Recorded data
▬▬▬

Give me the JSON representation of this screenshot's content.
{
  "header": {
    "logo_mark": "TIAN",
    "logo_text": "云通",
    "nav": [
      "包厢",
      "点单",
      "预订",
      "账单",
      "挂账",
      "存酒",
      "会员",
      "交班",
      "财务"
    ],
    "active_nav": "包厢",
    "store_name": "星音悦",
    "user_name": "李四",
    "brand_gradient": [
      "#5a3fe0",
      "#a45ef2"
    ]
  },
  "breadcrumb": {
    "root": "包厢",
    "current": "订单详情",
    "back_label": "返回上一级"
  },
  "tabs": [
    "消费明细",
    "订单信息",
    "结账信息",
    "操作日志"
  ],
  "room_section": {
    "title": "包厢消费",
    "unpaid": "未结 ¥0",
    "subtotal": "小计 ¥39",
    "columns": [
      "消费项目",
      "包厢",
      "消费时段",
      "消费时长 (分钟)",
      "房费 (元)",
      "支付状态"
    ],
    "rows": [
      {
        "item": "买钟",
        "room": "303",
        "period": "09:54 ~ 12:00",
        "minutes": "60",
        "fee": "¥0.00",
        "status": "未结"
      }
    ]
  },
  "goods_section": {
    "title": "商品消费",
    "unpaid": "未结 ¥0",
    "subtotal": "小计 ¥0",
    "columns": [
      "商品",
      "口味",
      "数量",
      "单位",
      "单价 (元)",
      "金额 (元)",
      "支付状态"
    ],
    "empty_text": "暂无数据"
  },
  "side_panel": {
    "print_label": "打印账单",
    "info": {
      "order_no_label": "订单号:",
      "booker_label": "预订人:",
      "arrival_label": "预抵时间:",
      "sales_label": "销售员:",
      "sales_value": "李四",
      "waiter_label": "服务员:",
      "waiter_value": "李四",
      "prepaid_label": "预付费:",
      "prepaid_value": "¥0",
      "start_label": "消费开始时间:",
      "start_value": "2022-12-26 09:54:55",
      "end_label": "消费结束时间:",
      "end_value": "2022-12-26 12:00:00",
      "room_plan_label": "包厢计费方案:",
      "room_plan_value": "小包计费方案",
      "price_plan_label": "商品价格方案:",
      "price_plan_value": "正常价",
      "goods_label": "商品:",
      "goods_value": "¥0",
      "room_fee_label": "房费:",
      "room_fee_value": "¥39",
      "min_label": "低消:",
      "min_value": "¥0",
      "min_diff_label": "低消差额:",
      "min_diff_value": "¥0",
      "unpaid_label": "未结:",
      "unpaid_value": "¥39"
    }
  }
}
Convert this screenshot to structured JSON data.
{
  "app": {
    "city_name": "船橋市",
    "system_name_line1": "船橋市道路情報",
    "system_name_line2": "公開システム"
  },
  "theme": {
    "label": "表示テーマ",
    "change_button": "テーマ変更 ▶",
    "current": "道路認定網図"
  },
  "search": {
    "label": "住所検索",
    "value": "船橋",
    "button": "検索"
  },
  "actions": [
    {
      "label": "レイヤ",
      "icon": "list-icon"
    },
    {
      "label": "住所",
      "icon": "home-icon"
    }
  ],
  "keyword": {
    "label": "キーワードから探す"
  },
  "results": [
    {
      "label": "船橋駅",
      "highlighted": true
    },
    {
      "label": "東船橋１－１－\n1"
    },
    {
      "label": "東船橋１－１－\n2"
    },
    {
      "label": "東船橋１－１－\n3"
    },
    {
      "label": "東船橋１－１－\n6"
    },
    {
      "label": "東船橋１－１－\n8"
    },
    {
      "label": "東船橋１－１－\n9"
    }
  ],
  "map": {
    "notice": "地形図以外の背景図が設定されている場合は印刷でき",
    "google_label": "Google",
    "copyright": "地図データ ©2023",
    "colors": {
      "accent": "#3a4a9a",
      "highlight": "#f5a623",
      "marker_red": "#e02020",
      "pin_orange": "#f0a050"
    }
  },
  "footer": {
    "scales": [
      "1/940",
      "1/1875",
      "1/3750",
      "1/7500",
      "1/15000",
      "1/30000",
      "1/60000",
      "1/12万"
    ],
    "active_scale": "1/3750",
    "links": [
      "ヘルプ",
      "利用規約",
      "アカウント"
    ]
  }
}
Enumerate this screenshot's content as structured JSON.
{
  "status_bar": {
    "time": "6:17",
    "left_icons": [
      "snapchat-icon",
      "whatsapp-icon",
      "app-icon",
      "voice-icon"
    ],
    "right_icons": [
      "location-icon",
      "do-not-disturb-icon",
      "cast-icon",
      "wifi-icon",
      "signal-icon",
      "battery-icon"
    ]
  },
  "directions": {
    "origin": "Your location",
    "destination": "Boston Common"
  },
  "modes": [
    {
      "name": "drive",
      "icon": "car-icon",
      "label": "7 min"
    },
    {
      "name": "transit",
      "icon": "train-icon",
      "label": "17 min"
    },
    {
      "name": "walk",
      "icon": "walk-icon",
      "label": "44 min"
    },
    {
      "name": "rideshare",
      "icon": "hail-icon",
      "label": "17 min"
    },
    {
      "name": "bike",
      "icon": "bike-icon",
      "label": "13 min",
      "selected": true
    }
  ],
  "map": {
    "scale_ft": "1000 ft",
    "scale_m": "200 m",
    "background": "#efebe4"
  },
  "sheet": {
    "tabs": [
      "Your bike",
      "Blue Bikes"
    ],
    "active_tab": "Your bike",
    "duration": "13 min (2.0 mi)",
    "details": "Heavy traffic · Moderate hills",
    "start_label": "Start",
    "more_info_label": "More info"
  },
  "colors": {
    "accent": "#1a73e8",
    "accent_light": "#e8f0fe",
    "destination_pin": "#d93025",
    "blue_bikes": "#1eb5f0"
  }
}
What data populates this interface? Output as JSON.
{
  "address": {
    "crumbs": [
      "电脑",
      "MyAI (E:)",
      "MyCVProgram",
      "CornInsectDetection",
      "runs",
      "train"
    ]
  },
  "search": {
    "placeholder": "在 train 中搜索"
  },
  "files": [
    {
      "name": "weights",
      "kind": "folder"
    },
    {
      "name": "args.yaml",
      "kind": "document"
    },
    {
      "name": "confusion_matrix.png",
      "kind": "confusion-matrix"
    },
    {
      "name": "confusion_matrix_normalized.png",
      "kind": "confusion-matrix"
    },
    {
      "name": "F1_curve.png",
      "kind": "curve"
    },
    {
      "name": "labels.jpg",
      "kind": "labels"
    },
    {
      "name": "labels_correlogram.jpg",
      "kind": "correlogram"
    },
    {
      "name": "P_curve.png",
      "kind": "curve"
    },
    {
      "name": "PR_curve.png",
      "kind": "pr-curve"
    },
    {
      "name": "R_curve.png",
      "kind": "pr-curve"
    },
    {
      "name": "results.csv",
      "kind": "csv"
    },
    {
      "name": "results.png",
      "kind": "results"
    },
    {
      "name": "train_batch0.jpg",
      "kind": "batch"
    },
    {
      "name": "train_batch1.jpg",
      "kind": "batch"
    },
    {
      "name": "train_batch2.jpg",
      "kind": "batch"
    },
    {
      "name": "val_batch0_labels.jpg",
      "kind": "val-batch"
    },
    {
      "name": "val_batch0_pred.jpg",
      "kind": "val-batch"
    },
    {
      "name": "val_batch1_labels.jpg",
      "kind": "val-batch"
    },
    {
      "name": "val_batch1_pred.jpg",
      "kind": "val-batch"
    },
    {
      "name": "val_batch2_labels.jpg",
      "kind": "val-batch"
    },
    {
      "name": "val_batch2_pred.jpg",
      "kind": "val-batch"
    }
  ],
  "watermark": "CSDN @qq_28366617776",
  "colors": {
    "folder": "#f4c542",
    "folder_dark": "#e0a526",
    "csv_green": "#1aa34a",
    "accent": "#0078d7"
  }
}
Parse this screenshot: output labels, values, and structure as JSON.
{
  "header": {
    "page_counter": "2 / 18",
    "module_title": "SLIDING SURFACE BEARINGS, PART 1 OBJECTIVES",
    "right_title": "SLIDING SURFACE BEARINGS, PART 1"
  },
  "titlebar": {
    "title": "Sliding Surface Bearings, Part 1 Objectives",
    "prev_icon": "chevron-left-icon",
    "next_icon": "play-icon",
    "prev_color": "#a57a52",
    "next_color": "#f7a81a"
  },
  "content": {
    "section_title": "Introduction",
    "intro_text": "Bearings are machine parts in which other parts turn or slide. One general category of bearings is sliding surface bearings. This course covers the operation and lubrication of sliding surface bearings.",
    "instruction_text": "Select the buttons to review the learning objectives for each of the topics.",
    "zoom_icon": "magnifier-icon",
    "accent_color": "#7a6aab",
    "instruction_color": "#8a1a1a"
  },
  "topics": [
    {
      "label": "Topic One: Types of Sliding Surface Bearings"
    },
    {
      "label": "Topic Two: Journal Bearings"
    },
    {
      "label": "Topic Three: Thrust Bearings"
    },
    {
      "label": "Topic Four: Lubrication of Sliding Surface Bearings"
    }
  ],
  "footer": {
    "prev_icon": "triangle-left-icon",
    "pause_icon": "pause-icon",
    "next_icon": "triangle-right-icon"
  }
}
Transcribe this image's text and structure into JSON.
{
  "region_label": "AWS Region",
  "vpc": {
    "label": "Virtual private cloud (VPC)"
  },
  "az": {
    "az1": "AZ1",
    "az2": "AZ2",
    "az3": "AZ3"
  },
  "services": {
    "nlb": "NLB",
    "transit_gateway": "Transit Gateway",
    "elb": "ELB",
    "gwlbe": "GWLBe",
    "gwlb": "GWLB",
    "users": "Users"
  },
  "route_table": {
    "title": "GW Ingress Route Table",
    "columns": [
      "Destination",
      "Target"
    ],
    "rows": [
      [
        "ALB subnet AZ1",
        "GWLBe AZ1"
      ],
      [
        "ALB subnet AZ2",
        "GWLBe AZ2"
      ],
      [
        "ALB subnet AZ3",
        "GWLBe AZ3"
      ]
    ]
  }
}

▬▬▬

SET TASK:
Print the line containing "Transcribe this image's" and every line after it to the end of the records above, exactly as written, and nothing else.

SOLUTION TO THIS TASK:
Transcribe this image's text and structure into JSON.
{
  "region_label": "AWS Region",
  "vpc": {
    "label": "Virtual private cloud (VPC)"
  },
  "az": {
    "az1": "AZ1",
    "az2": "AZ2",
    "az3": "AZ3"
  },
  "services": {
    "nlb": "NLB",
    "transit_gateway": "Transit Gateway",
    "elb": "ELB",
    "gwlbe": "GWLBe",
    "gwlb": "GWLB",
    "users": "Users"
  },
  "route_table": {
    "title": "GW Ingress Route Table",
    "columns": [
      "Destination",
      "Target"
    ],
    "rows": [
      [
        "ALB subnet AZ1",
        "GWLBe AZ1"
      ],
      [
        "ALB subnet AZ2",
        "GWLBe AZ2"
      ],
      [
        "ALB subnet AZ3",
        "GWLBe AZ3"
      ]
    ]
  }
}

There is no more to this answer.